# Task details:
Reproduce all records exactly.

Source records:
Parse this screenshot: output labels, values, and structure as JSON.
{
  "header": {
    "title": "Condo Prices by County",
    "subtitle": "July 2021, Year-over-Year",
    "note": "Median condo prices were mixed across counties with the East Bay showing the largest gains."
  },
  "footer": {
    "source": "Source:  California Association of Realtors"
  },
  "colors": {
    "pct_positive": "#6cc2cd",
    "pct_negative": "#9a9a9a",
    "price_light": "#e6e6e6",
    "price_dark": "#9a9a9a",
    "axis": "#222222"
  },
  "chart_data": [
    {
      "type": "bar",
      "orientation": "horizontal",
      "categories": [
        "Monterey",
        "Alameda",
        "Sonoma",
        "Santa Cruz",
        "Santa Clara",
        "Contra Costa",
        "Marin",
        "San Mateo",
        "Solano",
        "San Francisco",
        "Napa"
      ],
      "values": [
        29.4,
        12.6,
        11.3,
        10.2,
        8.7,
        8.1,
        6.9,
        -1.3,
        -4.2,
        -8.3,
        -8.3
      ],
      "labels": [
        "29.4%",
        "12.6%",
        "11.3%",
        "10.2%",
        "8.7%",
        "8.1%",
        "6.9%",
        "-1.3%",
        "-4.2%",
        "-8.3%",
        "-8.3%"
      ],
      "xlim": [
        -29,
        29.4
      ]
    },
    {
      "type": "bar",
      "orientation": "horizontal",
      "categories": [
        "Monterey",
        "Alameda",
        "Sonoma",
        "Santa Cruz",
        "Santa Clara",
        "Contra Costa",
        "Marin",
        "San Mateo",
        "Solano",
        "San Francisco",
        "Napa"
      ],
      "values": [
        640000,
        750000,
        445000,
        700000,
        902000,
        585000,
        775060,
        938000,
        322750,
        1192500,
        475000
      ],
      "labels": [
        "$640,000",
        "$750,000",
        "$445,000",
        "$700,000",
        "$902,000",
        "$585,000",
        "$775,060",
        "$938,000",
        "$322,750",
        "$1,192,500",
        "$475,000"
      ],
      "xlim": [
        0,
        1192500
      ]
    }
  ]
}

# Solution:
Parse this screenshot: output labels, values, and structure as JSON.
{
  "header": {
    "title": "Condo Prices by County",
    "subtitle": "July 2021, Year-over-Year",
    "note": "Median condo prices were mixed across counties with the East Bay showing the largest gains."
  },
  "footer": {
    "source": "Source:  California Association of Realtors"
  },
  "colors": {
    "pct_positive": "#6cc2cd",
    "pct_negative": "#9a9a9a",
    "price_light": "#e6e6e6",
    "price_dark": "#9a9a9a",
    "axis": "#222222"
  },
  "chart_data": [
    {
      "type": "bar",
      "orientation": "horizontal",
      "categories": [
        "Monterey",
        "Alameda",
        "Sonoma",
        "Santa Cruz",
        "Santa Clara",
        "Contra Costa",
        "Marin",
        "San Mateo",
        "Solano",
        "San Francisco",
        "Napa"
      ],
      "values": [
        29.4,
        12.6,
        11.3,
        10.2,
        8.7,
        8.1,
        6.9,
        -1.3,
        -4.2,
        -8.3,
        -8.3
      ],
      "labels": [
        "29.4%",
        "12.6%",
        "11.3%",
        "10.2%",
        "8.7%",
        "8.1%",
        "6.9%",
        "-1.3%",
        "-4.2%",
        "-8.3%",
        "-8.3%"
      ],
      "xlim": [
        -29,
        29.4
      ]
    },
    {
      "type": "bar",
      "orientation": "horizontal",
      "categories": [
        "Monterey",
        "Alameda",
        "Sonoma",
        "Santa Cruz",
        "Santa Clara",
        "Contra Costa",
        "Marin",
        "San Mateo",
        "Solano",
        "San Francisco",
        "Napa"
      ],
      "values": [
        640000,
        750000,
        445000,
        700000,
        902000,
        585000,
        775060,
        938000,
        322750,
        1192500,
        475000
      ],
      "labels": [
        "$640,000",
        "$750,000",
        "$445,000",
        "$700,000",
        "$902,000",
        "$585,000",
        "$775,060",
        "$938,000",
        "$322,750",
        "$1,192,500",
        "$475,000"
      ],
      "xlim": [
        0,
        1192500
      ]
    }
  ]
}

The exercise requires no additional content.